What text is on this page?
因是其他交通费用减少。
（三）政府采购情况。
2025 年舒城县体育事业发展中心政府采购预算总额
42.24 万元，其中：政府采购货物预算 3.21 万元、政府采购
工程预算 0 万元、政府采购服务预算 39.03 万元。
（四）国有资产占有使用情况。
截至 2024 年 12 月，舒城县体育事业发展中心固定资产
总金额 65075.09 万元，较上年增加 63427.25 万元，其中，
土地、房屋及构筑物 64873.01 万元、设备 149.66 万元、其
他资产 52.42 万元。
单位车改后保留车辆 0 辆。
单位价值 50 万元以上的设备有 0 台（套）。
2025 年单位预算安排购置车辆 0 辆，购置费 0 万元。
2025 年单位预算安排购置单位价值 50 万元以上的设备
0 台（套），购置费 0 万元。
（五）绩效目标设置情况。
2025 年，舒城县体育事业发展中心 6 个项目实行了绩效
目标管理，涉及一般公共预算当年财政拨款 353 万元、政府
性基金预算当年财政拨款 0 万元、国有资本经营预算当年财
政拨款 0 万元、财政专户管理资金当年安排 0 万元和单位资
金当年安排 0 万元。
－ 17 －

What to work on |
Return the full listing, character for character.

Task answer |
What text is on this page?
因是其他交通费用减少。
（三）政府采购情况。
2025 年舒城县体育事业发展中心政府采购预算总额
42.24 万元，其中：政府采购货物预算 3.21 万元、政府采购
工程预算 0 万元、政府采购服务预算 39.03 万元。
（四）国有资产占有使用情况。
截至 2024 年 12 月，舒城县体育事业发展中心固定资产
总金额 65075.09 万元，较上年增加 63427.25 万元，其中，
土地、房屋及构筑物 64873.01 万元、设备 149.66 万元、其
他资产 52.42 万元。
单位车改后保留车辆 0 辆。
单位价值 50 万元以上的设备有 0 台（套）。
2025 年单位预算安排购置车辆 0 辆，购置费 0 万元。
2025 年单位预算安排购置单位价值 50 万元以上的设备
0 台（套），购置费 0 万元。
（五）绩效目标设置情况。
2025 年，舒城县体育事业发展中心 6 个项目实行了绩效
目标管理，涉及一般公共预算当年财政拨款 353 万元、政府
性基金预算当年财政拨款 0 万元、国有资本经营预算当年财
政拨款 0 万元、财政专户管理资金当年安排 0 万元和单位资
金当年安排 0 万元。
－ 17 －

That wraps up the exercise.